===== EXTRAIT DU TEXTE

§2) La problématique particulière des entreprises publiques

Comme l’indique Bernard THIRY 145 , la spécificité de l’entreprise publique réside avant tout comme « instrument des pouvoirs publics pour la prise en compte de l’intérêt général ».

C’est également ce qu’affirme très justement l’étude de Dexia, la finalité de l’ entreprise publique locale 146 ne poursuit pas un objectif de développement de l’entreprise pour elle-même en priorité, même si cette préoccupation n’est pas absente de son fonctionnement, mais vise au contraire le développement de son territoire 147 .

J.P Colson 148 résume les fonctions de l’entreprise publique en trois points : une activités de production ( de nature purement commerciale relevant de la poursuite d’une finalité propre à l’entreprise) , éventuellement l’exercice d’une mission de service public ( dans ce cas, les grandes règles qui constituent la raison d’être d’une telle mission doivent être respectées : continuité, adaptation et égalité) et le respect des contraintes d’intérêt général pour toutes ( ces contraintes doivent être distinguées des obligations spécifiques de service public et sont nombreuses : aménagement du territoire, développement ou maintien d’une filière industrielle , soutien à l’emploi, au tissus industriel des PME et PMI , etc).

Le recours à une entreprise publique constitue ainsi un moyen d’intervention au niveau macro-économique pour le développement d’un territoire et en particulier au moyen de l’activité des remontées mécaniques. En effet, si l’actionnaire est « une sorte de Roi qui privilégie nécessairement le court terme » 149 , les élus locaux n’ont par contre pas une recherche exclusive de profit, mais une meilleure logique de prise en compte d’objectifs de développement durable en matière d’infrastructure, de créations d’emplois directs et indirects .

Les effets macro-économiques sur l’aménagement du territoire ne sont pas négligeables puisqu’il est communément admis en matière touristique que le chiffre d’affaires des remontées mécaniques génère localement un chiffre d’affaires des commerces de proximité (hôtels, restaurants, magasins de sport, moniteurs de ski….) de l’ordre de 50 % de son montant.

==========
===== SUPPORTS

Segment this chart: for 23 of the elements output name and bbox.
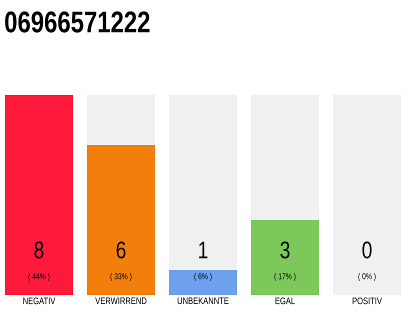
annotation: 1: [199, 242, 208, 258]
x-tick-label: VERWIRREND: [95, 298, 146, 304]
x-tick-label: EGAL: [276, 298, 295, 304]
x-tick-label: POSITIV: [352, 298, 382, 304]
annotation: ( 6% ): [194, 273, 212, 281]
annotation: 0: [362, 242, 372, 258]
bar: [4, 95, 74, 295]
bar: [86, 95, 156, 145]
annotation: 3: [280, 242, 290, 258]
annotation: 8: [34, 242, 44, 258]
bar: [86, 145, 156, 295]
chart-title: 06966571222: [5, 11, 150, 33]
bar: [168, 95, 238, 270]
x-tick-label: UNBEKANNTE: [178, 298, 229, 304]
annotation: ( 0% ): [358, 273, 376, 281]
annotation: ( 33% ): [110, 273, 132, 281]
bar: [250, 220, 320, 295]
bar: [168, 270, 238, 295]
bar: [250, 95, 320, 220]
annotation: ( 17% ): [274, 273, 296, 281]
annotation: ( 44% ): [28, 273, 50, 281]
annotation: 6: [116, 242, 126, 258]
x-tick-label: NEGATIV: [23, 298, 56, 304]
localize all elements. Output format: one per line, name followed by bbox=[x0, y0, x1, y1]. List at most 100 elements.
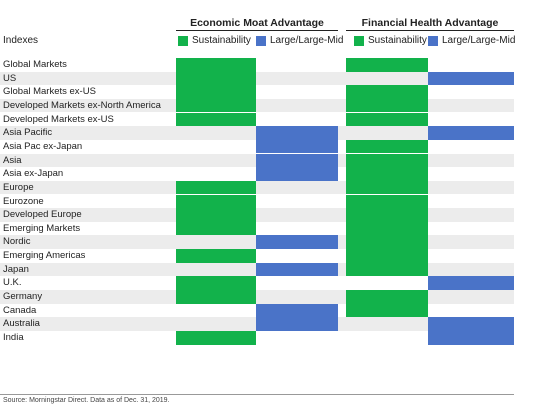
table-row: Developed Markets ex-North America bbox=[0, 98, 514, 113]
moat-large-cell bbox=[256, 235, 338, 249]
financial-health-sustainability-cell bbox=[346, 290, 428, 304]
row-label: Australia bbox=[3, 318, 40, 330]
financial-health-large-cell bbox=[428, 276, 514, 290]
financial-health-sustainability-cell bbox=[346, 153, 428, 168]
row-label: Global Markets ex-US bbox=[3, 86, 96, 98]
moat-large-cell bbox=[256, 139, 338, 154]
moat-group-underline bbox=[176, 30, 338, 31]
table-row: Germany bbox=[0, 290, 514, 304]
table-row: Australia bbox=[0, 317, 514, 331]
moat-sustainability-cell bbox=[176, 221, 256, 236]
moat-sustainability-cell bbox=[176, 112, 256, 127]
row-label: US bbox=[3, 72, 17, 84]
financial-health-large-cell bbox=[428, 71, 514, 86]
financial-health-group-title: Financial Health Advantage bbox=[361, 17, 499, 29]
financial-legend-large: Large/Large-Mid bbox=[428, 35, 515, 46]
financial-health-sustainability-cell bbox=[346, 112, 428, 127]
moat-sustainability-cell bbox=[176, 85, 256, 99]
moat-sustainability-cell bbox=[176, 331, 256, 345]
table-row: Nordic bbox=[0, 235, 514, 249]
table-row: Japan bbox=[0, 262, 514, 277]
table-row: Asia Pac ex-Japan bbox=[0, 139, 514, 154]
moat-sustainability-cell bbox=[176, 276, 256, 290]
row-label: U.K. bbox=[3, 277, 22, 289]
legend-label: Large/Large-Mid bbox=[442, 35, 516, 46]
table-row: Global Markets ex-US bbox=[0, 85, 514, 99]
financial-health-sustainability-cell bbox=[346, 139, 428, 154]
row-label: Asia bbox=[3, 154, 22, 166]
financial-health-sustainability-cell bbox=[346, 85, 428, 99]
moat-large-cell bbox=[256, 317, 338, 331]
moat-sustainability-cell bbox=[176, 249, 256, 263]
indexes-header: Indexes bbox=[3, 35, 39, 46]
table-row: Eurozone bbox=[0, 194, 514, 208]
financial-health-sustainability-cell bbox=[346, 303, 428, 318]
table-row: Emerging Markets bbox=[0, 221, 514, 236]
row-label: Asia Pacific bbox=[3, 127, 53, 139]
sustainability-swatch bbox=[178, 35, 188, 46]
financial-health-sustainability-cell bbox=[346, 235, 428, 249]
table-row: U.K. bbox=[0, 276, 514, 290]
table-row: Europe bbox=[0, 180, 514, 195]
row-label: Germany bbox=[3, 291, 43, 303]
row-label: Eurozone bbox=[3, 195, 44, 207]
large-swatch bbox=[428, 35, 438, 46]
row-label: Asia ex-Japan bbox=[3, 168, 64, 180]
moat-large-cell bbox=[256, 126, 338, 140]
financial-health-sustainability-cell bbox=[346, 262, 428, 277]
legend-label: Sustainability bbox=[192, 35, 251, 46]
row-label: Nordic bbox=[3, 236, 31, 248]
financial-health-sustainability-cell bbox=[346, 98, 428, 113]
table-row: Asia Pacific bbox=[0, 126, 514, 140]
legend-label: Sustainability bbox=[368, 35, 427, 46]
row-label: Europe bbox=[3, 181, 34, 193]
table-row: US bbox=[0, 71, 514, 86]
source-note: Source: Morningstar Direct. Data as of D… bbox=[3, 397, 170, 404]
table-row: Developed Europe bbox=[0, 208, 514, 222]
financial-health-large-cell bbox=[428, 126, 514, 140]
row-label: Asia Pac ex-Japan bbox=[3, 140, 83, 152]
row-label: Developed Europe bbox=[3, 209, 82, 221]
row-label: Japan bbox=[3, 263, 29, 275]
financial-health-large-cell bbox=[428, 317, 514, 331]
table-row: India bbox=[0, 331, 514, 345]
row-label: India bbox=[3, 332, 24, 343]
table-row: Canada bbox=[0, 303, 514, 318]
large-swatch bbox=[256, 35, 266, 46]
financial-health-sustainability-cell bbox=[346, 58, 428, 72]
row-label: Canada bbox=[3, 304, 37, 316]
row-label: Developed Markets ex-US bbox=[3, 113, 114, 125]
row-label: Global Markets bbox=[3, 59, 67, 70]
moat-sustainability-cell bbox=[176, 98, 256, 113]
row-label: Developed Markets ex-North America bbox=[3, 99, 161, 111]
table-row: Global Markets bbox=[0, 58, 514, 72]
moat-sustainability-cell bbox=[176, 180, 256, 195]
sustainability-swatch bbox=[354, 35, 364, 46]
moat-sustainability-cell bbox=[176, 58, 256, 72]
moat-sustainability-cell bbox=[176, 290, 256, 304]
financial-legend-sustainability: Sustainability bbox=[354, 35, 427, 46]
table-row: Asia bbox=[0, 153, 514, 168]
table-row: Asia ex-Japan bbox=[0, 167, 514, 181]
financial-health-sustainability-cell bbox=[346, 194, 428, 208]
footer-divider bbox=[0, 394, 514, 395]
financial-health-group-underline bbox=[346, 30, 514, 31]
moat-group-title: Economic Moat Advantage bbox=[190, 17, 324, 29]
moat-large-cell bbox=[256, 262, 338, 277]
moat-legend-sustainability: Sustainability bbox=[178, 35, 251, 46]
moat-sustainability-cell bbox=[176, 194, 256, 208]
row-label: Emerging Americas bbox=[3, 250, 86, 262]
financial-health-large-cell bbox=[428, 331, 514, 345]
financial-health-sustainability-cell bbox=[346, 208, 428, 222]
table-row: Developed Markets ex-US bbox=[0, 112, 514, 127]
moat-large-cell bbox=[256, 303, 338, 318]
financial-health-sustainability-cell bbox=[346, 249, 428, 263]
moat-large-cell bbox=[256, 167, 338, 181]
financial-health-sustainability-cell bbox=[346, 167, 428, 181]
financial-health-sustainability-cell bbox=[346, 180, 428, 195]
table-row: Emerging Americas bbox=[0, 249, 514, 263]
financial-health-sustainability-cell bbox=[346, 221, 428, 236]
row-label: Emerging Markets bbox=[3, 222, 81, 234]
moat-sustainability-cell bbox=[176, 208, 256, 222]
moat-sustainability-cell bbox=[176, 71, 256, 86]
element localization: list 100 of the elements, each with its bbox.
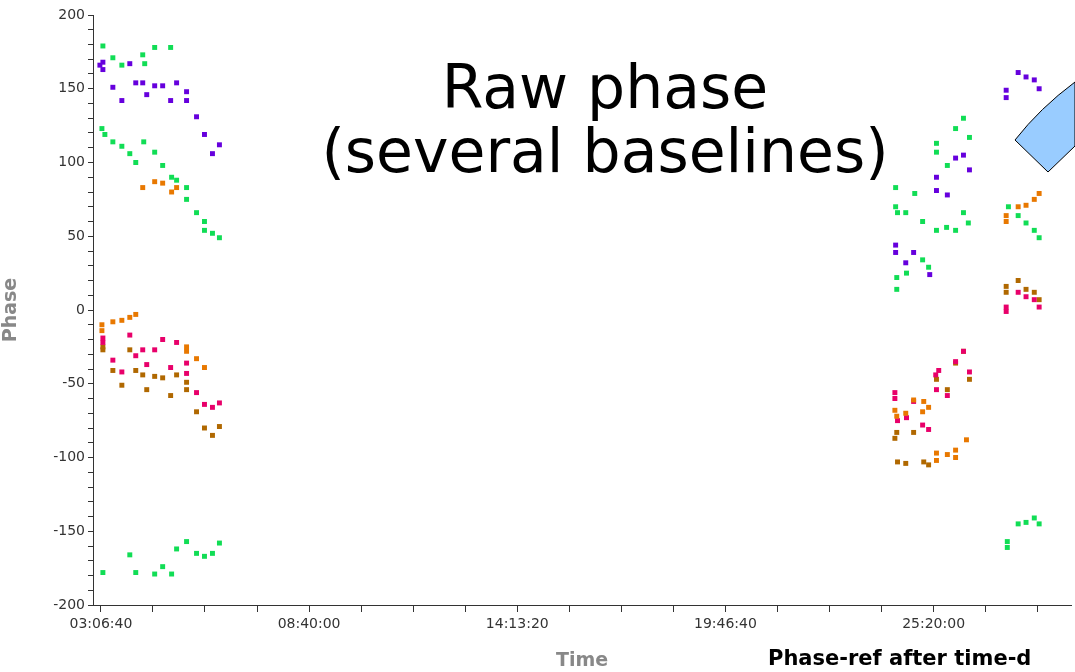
point	[934, 387, 939, 393]
point	[926, 462, 932, 468]
point	[184, 98, 190, 104]
point	[160, 180, 166, 186]
y-tick-label: 0	[76, 300, 85, 317]
point	[184, 370, 190, 376]
point	[1023, 294, 1029, 300]
point	[1031, 77, 1037, 83]
point	[184, 360, 190, 366]
point	[934, 174, 939, 180]
point	[892, 396, 898, 401]
point	[921, 398, 927, 404]
point	[1036, 86, 1042, 92]
point	[911, 250, 917, 255]
point	[1023, 74, 1029, 80]
point	[894, 429, 900, 435]
point	[110, 319, 116, 325]
point	[895, 459, 900, 465]
point	[944, 452, 950, 458]
point	[209, 151, 215, 157]
point	[934, 450, 939, 456]
point	[100, 339, 106, 345]
point	[160, 83, 166, 89]
point	[133, 368, 139, 373]
point	[184, 348, 190, 354]
point	[944, 387, 950, 393]
y-tick-label: -200	[53, 595, 85, 612]
point	[100, 67, 106, 73]
point	[140, 347, 146, 353]
text: Raw phase (several baselines)	[320, 52, 890, 186]
point	[944, 192, 950, 198]
point	[1031, 289, 1037, 295]
point	[966, 376, 972, 382]
point	[152, 179, 158, 185]
y-tick-label: -50	[62, 374, 85, 391]
y-tick-label: 100	[58, 153, 85, 170]
point	[174, 80, 180, 86]
point	[893, 242, 899, 248]
point	[1003, 87, 1009, 93]
point	[963, 437, 969, 443]
point	[927, 272, 933, 278]
point	[209, 404, 215, 410]
point	[903, 460, 909, 466]
point	[1015, 278, 1021, 283]
y-tick-label: -150	[53, 521, 85, 538]
point	[1003, 289, 1009, 295]
point	[99, 322, 105, 328]
point	[893, 250, 899, 255]
point	[133, 311, 139, 317]
point	[1015, 289, 1021, 295]
point	[133, 80, 139, 86]
point	[152, 83, 158, 89]
point	[127, 347, 133, 353]
point	[127, 61, 133, 67]
point	[160, 375, 166, 381]
point	[1036, 297, 1042, 303]
point	[1015, 70, 1021, 75]
text: Phase-ref after time-d	[768, 646, 1032, 670]
point	[892, 407, 898, 413]
point	[144, 92, 150, 98]
y-tick-label: -100	[53, 448, 85, 465]
y-axis-title: Phase	[0, 277, 21, 343]
point	[1003, 95, 1009, 101]
x-axis-title: Time	[555, 647, 609, 670]
point	[1003, 219, 1009, 224]
point	[936, 368, 942, 373]
point	[140, 185, 146, 191]
point	[209, 432, 215, 438]
point	[119, 317, 125, 323]
x-tick-label: 08:40:00	[277, 615, 341, 632]
point	[110, 368, 116, 373]
point	[202, 365, 207, 370]
point	[144, 387, 150, 393]
x-tick-label: 03:06:40	[69, 615, 133, 632]
point	[903, 260, 909, 266]
point	[966, 167, 972, 173]
point	[133, 353, 139, 359]
point	[168, 393, 174, 399]
point	[911, 429, 917, 435]
point	[216, 142, 222, 148]
point	[1031, 196, 1037, 202]
point	[140, 80, 146, 86]
point	[921, 459, 927, 465]
point	[174, 372, 180, 378]
point	[194, 409, 200, 415]
point	[184, 89, 190, 95]
point	[184, 379, 190, 385]
point	[1003, 283, 1009, 289]
y-tick-label: 200	[58, 5, 85, 22]
point	[1023, 202, 1029, 208]
point	[127, 332, 133, 338]
y-tick-label: 50	[67, 226, 85, 243]
point	[953, 155, 959, 161]
point	[202, 132, 207, 137]
point	[119, 382, 125, 388]
point	[168, 365, 174, 370]
point	[99, 328, 105, 334]
y-tick-label: 150	[58, 79, 85, 96]
point	[216, 400, 222, 406]
point	[140, 372, 146, 378]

==========

## CONSIGNE
Pour chacune des affirmations suivantes, dites si elle concorde avec l’extrait sur les entreprises publiques. Répondez par oui ou non et citez mot pour mot les termes décisifs de l’extrait.
1. Selon J.P Colson, l’exercice d’une mission de service public fait toujours partie des fonctions de l’entreprise publique.
2. Le chiffre d’affaires des remontées mécaniques génère localement, pour les commerces de proximité, un chiffre d’affaires d’environ la moitié de son montant.
3. D’après l’étude de Dexia, l’entreprise publique locale vise d’abord son propre développement.

## CORRIGÉ
1. Non : « éventuellement l’exercice d’une mission de service public »
2. Oui : « un chiffre d’affaires des commerces de proximité (hôtels, restaurants, magasins de sport, moniteurs de ski….) de l’ordre de 50 % de son montant »
3. Non : « ne poursuit pas un objectif de développement de l’entreprise pour elle-même en priorité »